— START —

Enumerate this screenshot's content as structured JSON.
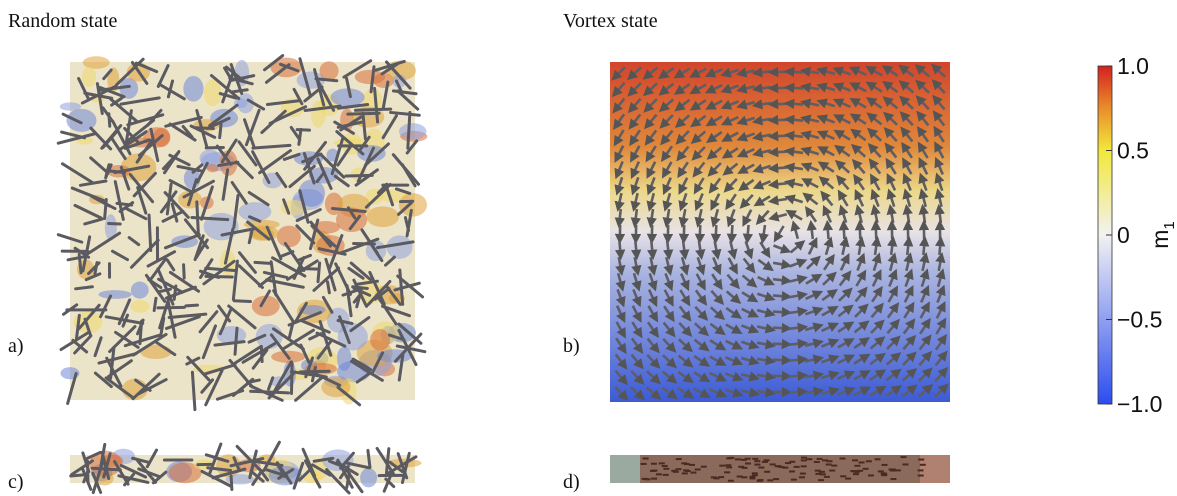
{
  "panels": [
    {
      "title": "Random state",
      "top_label": "a)",
      "side_label": "c)"
    },
    {
      "title": "Vortex state",
      "top_label": "b)",
      "side_label": "d)"
    }
  ],
  "colorbar": {
    "label": "m",
    "label_subscript": "1",
    "lim": [
      -1,
      1
    ],
    "ticks": [
      {
        "value": 1,
        "label": "1.0"
      },
      0.5,
      0,
      {
        "value": -0.5,
        "label": "−0.5"
      },
      {
        "value": -1,
        "label": "−1.0"
      }
    ]
  }
}
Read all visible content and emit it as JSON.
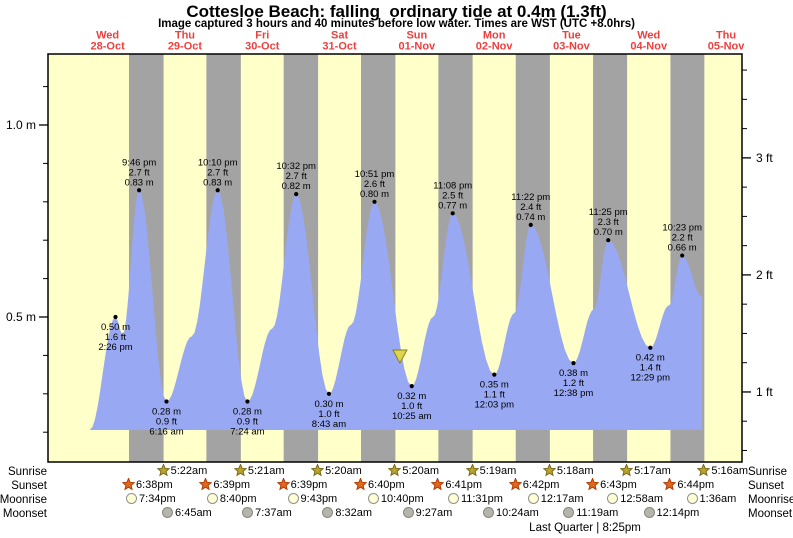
{
  "title": "Cottesloe Beach: falling  ordinary tide at 0.4m (1.3ft)",
  "subtitle": "Image captured 3 hours and 40 minutes before low water. Times are WST (UTC +8.0hrs)",
  "colors": {
    "day_band": "#ffffc9",
    "night_band": "#a3a3a3",
    "tide_fill": "#99a8f2",
    "date_label": "#ee3f3f",
    "now_marker_fill": "#ddd64d",
    "now_marker_border": "#85801f",
    "sunrise_star": "#b9a42c",
    "sunrise_star_border": "#78681a",
    "sunset_star": "#e2681f",
    "sunset_star_border": "#b13b00",
    "moonrise_fill": "#ffffd4",
    "moonrise_border": "#909090",
    "moonset_fill": "#b5b5ae",
    "moonset_border": "#87877f"
  },
  "chart_data": {
    "type": "area",
    "title": "Cottesloe Beach: falling ordinary tide at 0.4m (1.3ft)",
    "ylabel_left_unit": "m",
    "ylabel_right_unit": "ft",
    "ylim_m": [
      0.12,
      1.18
    ],
    "grid": false,
    "y_axis_left": {
      "ticks": [
        {
          "value": 1.0,
          "label": "1.0 m"
        },
        {
          "value": 0.5,
          "label": "0.5 m"
        }
      ]
    },
    "y_axis_right": {
      "ticks": [
        {
          "value": 3,
          "label": "3 ft"
        },
        {
          "value": 2,
          "label": "2 ft"
        },
        {
          "value": 1,
          "label": "1 ft"
        }
      ]
    },
    "days": [
      {
        "dow": "Wed",
        "date": "28-Oct"
      },
      {
        "dow": "Thu",
        "date": "29-Oct"
      },
      {
        "dow": "Fri",
        "date": "30-Oct"
      },
      {
        "dow": "Sat",
        "date": "31-Oct"
      },
      {
        "dow": "Sun",
        "date": "01-Nov"
      },
      {
        "dow": "Mon",
        "date": "02-Nov"
      },
      {
        "dow": "Tue",
        "date": "03-Nov"
      },
      {
        "dow": "Wed",
        "date": "04-Nov"
      },
      {
        "dow": "Thu",
        "date": "05-Nov"
      }
    ],
    "high_tides": [
      {
        "day": 0,
        "time": "9:46 pm",
        "height_m": 0.83,
        "m_label": "0.83 m",
        "ft_label": "2.7 ft"
      },
      {
        "day": 1,
        "time": "10:10 pm",
        "height_m": 0.83,
        "m_label": "0.83 m",
        "ft_label": "2.7 ft"
      },
      {
        "day": 2,
        "time": "10:32 pm",
        "height_m": 0.82,
        "m_label": "0.82 m",
        "ft_label": "2.7 ft"
      },
      {
        "day": 3,
        "time": "10:51 pm",
        "height_m": 0.8,
        "m_label": "0.80 m",
        "ft_label": "2.6 ft"
      },
      {
        "day": 4,
        "time": "11:08 pm",
        "height_m": 0.77,
        "m_label": "0.77 m",
        "ft_label": "2.5 ft"
      },
      {
        "day": 5,
        "time": "11:22 pm",
        "height_m": 0.74,
        "m_label": "0.74 m",
        "ft_label": "2.4 ft"
      },
      {
        "day": 6,
        "time": "11:25 pm",
        "height_m": 0.7,
        "m_label": "0.70 m",
        "ft_label": "2.3 ft"
      },
      {
        "day": 7,
        "time": "10:23 pm",
        "height_m": 0.66,
        "m_label": "0.66 m",
        "ft_label": "2.2 ft"
      }
    ],
    "low_tides": [
      {
        "day": 0,
        "time": "2:26 pm",
        "height_m": 0.5,
        "m_label": "0.50 m",
        "ft_label": "1.6 ft"
      },
      {
        "day": 1,
        "time": "6:16 am",
        "height_m": 0.28,
        "m_label": "0.28 m",
        "ft_label": "0.9 ft"
      },
      {
        "day": 2,
        "time": "7:24 am",
        "height_m": 0.28,
        "m_label": "0.28 m",
        "ft_label": "0.9 ft"
      },
      {
        "day": 3,
        "time": "8:43 am",
        "height_m": 0.3,
        "m_label": "0.30 m",
        "ft_label": "1.0 ft"
      },
      {
        "day": 4,
        "time": "10:25 am",
        "height_m": 0.32,
        "m_label": "0.32 m",
        "ft_label": "1.0 ft"
      },
      {
        "day": 5,
        "time": "12:03 pm",
        "height_m": 0.35,
        "m_label": "0.35 m",
        "ft_label": "1.1 ft"
      },
      {
        "day": 6,
        "time": "12:38 pm",
        "height_m": 0.38,
        "m_label": "0.38 m",
        "ft_label": "1.2 ft"
      },
      {
        "day": 7,
        "time": "12:29 pm",
        "height_m": 0.42,
        "m_label": "0.42 m",
        "ft_label": "1.4 ft"
      }
    ],
    "curve_points": [
      [
        0.272,
        0.207
      ],
      [
        0.601,
        0.5
      ],
      [
        0.695,
        0.455
      ],
      [
        0.907,
        0.83
      ],
      [
        1.261,
        0.28
      ],
      [
        1.59,
        0.45
      ],
      [
        1.924,
        0.83
      ],
      [
        2.308,
        0.28
      ],
      [
        2.63,
        0.47
      ],
      [
        2.939,
        0.82
      ],
      [
        3.363,
        0.3
      ],
      [
        3.65,
        0.48
      ],
      [
        3.952,
        0.8
      ],
      [
        4.434,
        0.32
      ],
      [
        4.71,
        0.5
      ],
      [
        4.964,
        0.77
      ],
      [
        5.502,
        0.35
      ],
      [
        5.76,
        0.51
      ],
      [
        5.974,
        0.74
      ],
      [
        6.526,
        0.38
      ],
      [
        6.79,
        0.52
      ],
      [
        6.976,
        0.7
      ],
      [
        7.52,
        0.42
      ],
      [
        7.76,
        0.53
      ],
      [
        7.933,
        0.66
      ],
      [
        8.19,
        0.552
      ]
    ],
    "now_marker": {
      "day_decimal": 4.281,
      "height_m": 0.4
    },
    "sun_moon": {
      "sunrise": {
        "label": "Sunrise",
        "events": [
          {
            "day": 1,
            "time": "5:22am"
          },
          {
            "day": 2,
            "time": "5:21am"
          },
          {
            "day": 3,
            "time": "5:20am"
          },
          {
            "day": 4,
            "time": "5:20am"
          },
          {
            "day": 5,
            "time": "5:19am"
          },
          {
            "day": 6,
            "time": "5:18am"
          },
          {
            "day": 7,
            "time": "5:17am"
          },
          {
            "day": 8,
            "time": "5:16am"
          }
        ]
      },
      "sunset": {
        "label": "Sunset",
        "events": [
          {
            "day": 0,
            "time": "6:38pm"
          },
          {
            "day": 1,
            "time": "6:39pm"
          },
          {
            "day": 2,
            "time": "6:39pm"
          },
          {
            "day": 3,
            "time": "6:40pm"
          },
          {
            "day": 4,
            "time": "6:41pm"
          },
          {
            "day": 5,
            "time": "6:42pm"
          },
          {
            "day": 6,
            "time": "6:43pm"
          },
          {
            "day": 7,
            "time": "6:44pm"
          }
        ]
      },
      "moonrise": {
        "label": "Moonrise",
        "events": [
          {
            "day": 0,
            "time": "7:34pm"
          },
          {
            "day": 1,
            "time": "8:40pm"
          },
          {
            "day": 2,
            "time": "9:43pm"
          },
          {
            "day": 3,
            "time": "10:40pm"
          },
          {
            "day": 4,
            "time": "11:31pm"
          },
          {
            "day": 6,
            "time": "12:17am"
          },
          {
            "day": 7,
            "time": "12:58am"
          },
          {
            "day": 8,
            "time": "1:36am"
          }
        ]
      },
      "moonset": {
        "label": "Moonset",
        "events": [
          {
            "day": 1,
            "time": "6:45am"
          },
          {
            "day": 2,
            "time": "7:37am"
          },
          {
            "day": 3,
            "time": "8:32am"
          },
          {
            "day": 4,
            "time": "9:27am"
          },
          {
            "day": 5,
            "time": "10:24am"
          },
          {
            "day": 6,
            "time": "11:19am"
          },
          {
            "day": 7,
            "time": "12:14pm"
          }
        ]
      }
    },
    "moon_phase": "Last Quarter | 8:25pm"
  }
}
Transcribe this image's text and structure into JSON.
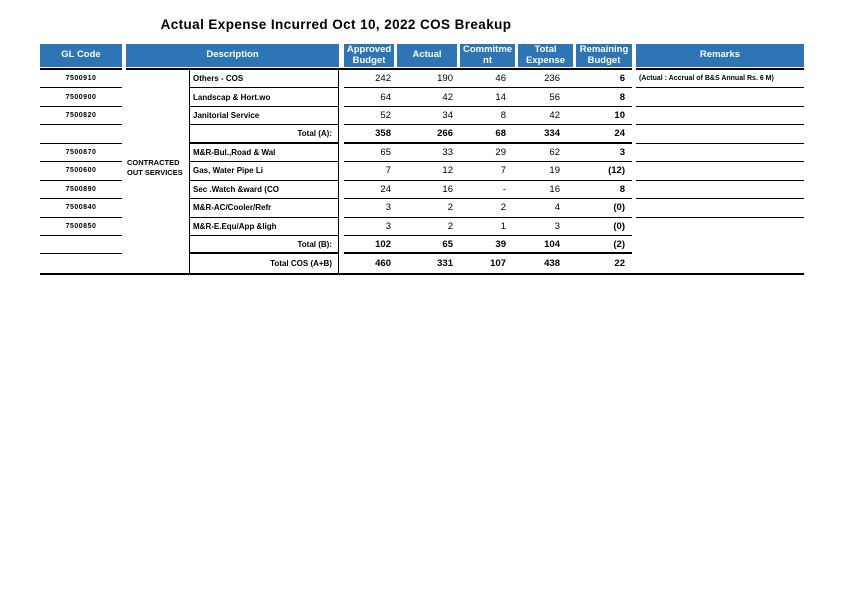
{
  "title": "Actual Expense Incurred Oct 10, 2022 COS Breakup",
  "colors": {
    "header_bg": "#2E75B6",
    "header_text": "#FFFFFF"
  },
  "table": {
    "columns": {
      "gl": "GL Code",
      "description": "Description",
      "approved": "Approved Budget",
      "actual": "Actual",
      "commitment": "Commitment",
      "total_expense": "Total Expense",
      "remaining": "Remaining Budget",
      "remarks": "Remarks"
    },
    "group_label": "CONTRACTED OUT SERVICES",
    "rows": [
      {
        "gl": "7500910",
        "desc": "Others - COS",
        "approved": "242",
        "actual": "190",
        "commitment": "46",
        "total": "236",
        "remaining": "6",
        "remark": "(Actual : Accrual of B&S Annual Rs. 6 M)"
      },
      {
        "gl": "7500900",
        "desc": "Landscap & Hort.wo",
        "approved": "64",
        "actual": "42",
        "commitment": "14",
        "total": "56",
        "remaining": "8",
        "remark": ""
      },
      {
        "gl": "7500820",
        "desc": "Janitorial Service",
        "approved": "52",
        "actual": "34",
        "commitment": "8",
        "total": "42",
        "remaining": "10",
        "remark": ""
      },
      {
        "gl": "",
        "desc": "Total (A):",
        "approved": "358",
        "actual": "266",
        "commitment": "68",
        "total": "334",
        "remaining": "24",
        "remark": ""
      },
      {
        "gl": "7500870",
        "desc": "M&R-Bul.,Road & Wal",
        "approved": "65",
        "actual": "33",
        "commitment": "29",
        "total": "62",
        "remaining": "3",
        "remark": ""
      },
      {
        "gl": "7500600",
        "desc": "Gas, Water Pipe Li",
        "approved": "7",
        "actual": "12",
        "commitment": "7",
        "total": "19",
        "remaining": "(12)",
        "remark": ""
      },
      {
        "gl": "7500890",
        "desc": "Sec .Watch &ward (CO",
        "approved": "24",
        "actual": "16",
        "commitment": "-",
        "total": "16",
        "remaining": "8",
        "remark": ""
      },
      {
        "gl": "7500840",
        "desc": "M&R-AC/Cooler/Refr",
        "approved": "3",
        "actual": "2",
        "commitment": "2",
        "total": "4",
        "remaining": "(0)",
        "remark": ""
      },
      {
        "gl": "7500850",
        "desc": "M&R-E.Equ/App &ligh",
        "approved": "3",
        "actual": "2",
        "commitment": "1",
        "total": "3",
        "remaining": "(0)",
        "remark": ""
      },
      {
        "gl": "",
        "desc": "Total (B):",
        "approved": "102",
        "actual": "65",
        "commitment": "39",
        "total": "104",
        "remaining": "(2)",
        "remark": ""
      },
      {
        "gl": "",
        "desc": "Total COS (A+B)",
        "approved": "460",
        "actual": "331",
        "commitment": "107",
        "total": "438",
        "remaining": "22",
        "remark": ""
      }
    ]
  }
}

— END —

**Exercise description**
Copy out the lines that hold "state".

**Full solution**
      "title": "Random state",
      "title": "Vortex state",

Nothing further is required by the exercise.